### RECORDS PROVIDED
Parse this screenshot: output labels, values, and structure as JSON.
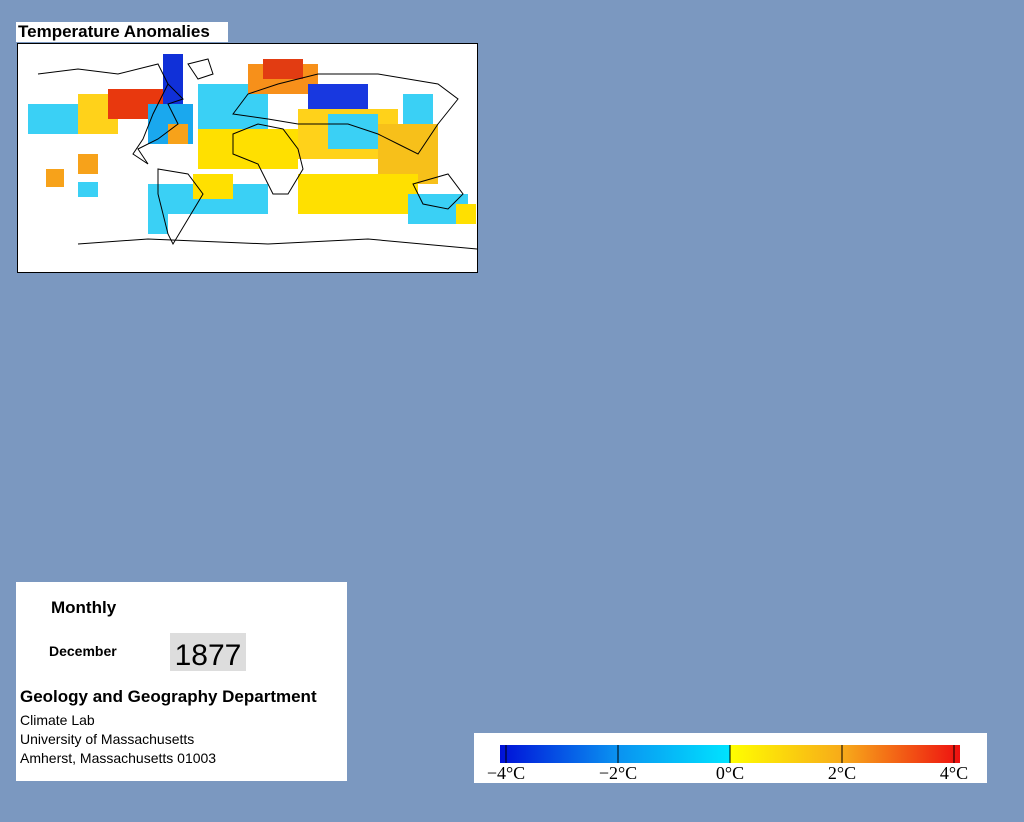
{
  "title": "Temperature Anomalies",
  "info": {
    "period": "Monthly",
    "month": "December",
    "year": "1877",
    "department": "Geology and Geography Department",
    "address": [
      "Climate Lab",
      "University of Massachusetts",
      "Amherst, Massachusetts 01003"
    ]
  },
  "colorbar": {
    "ticks": [
      {
        "value": -4,
        "label": "−4°C"
      },
      {
        "value": -2,
        "label": "−2°C"
      },
      {
        "value": 0,
        "label": "0°C"
      },
      {
        "value": 2,
        "label": "2°C"
      },
      {
        "value": 4,
        "label": "4°C"
      }
    ]
  }
}
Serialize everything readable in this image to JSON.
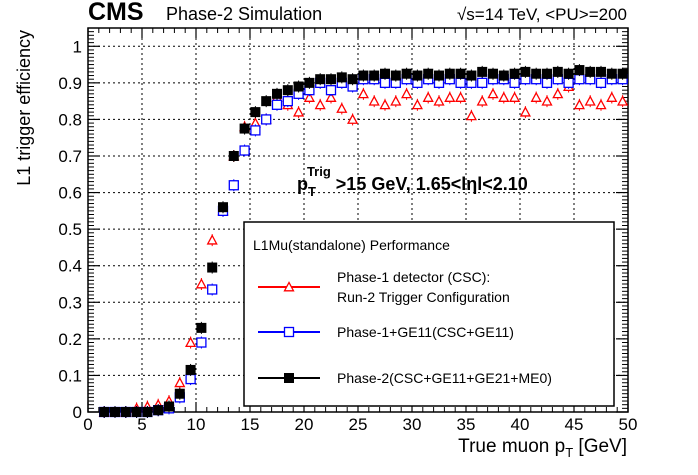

### INSTRUCTIONS TO FOLLOW
Please repeat the entries exactly. Do not include the pictures.

### TASK RESPONSE
Parse this screenshot: output labels, values, and structure as JSON.
{
  "title": "Temperature Anomalies",
  "info": {
    "period": "Monthly",
    "month": "December",
    "year": "1877",
    "department": "Geology and Geography Department",
    "address": [
      "Climate Lab",
      "University of Massachusetts",
      "Amherst, Massachusetts 01003"
    ]
  },
  "colorbar": {
    "ticks": [
      {
        "value": -4,
        "label": "−4°C"
      },
      {
        "value": -2,
        "label": "−2°C"
      },
      {
        "value": 0,
        "label": "0°C"
      },
      {
        "value": 2,
        "label": "2°C"
      },
      {
        "value": 4,
        "label": "4°C"
      }
    ]
  }
}
Serialize everything readable in this image to JSON.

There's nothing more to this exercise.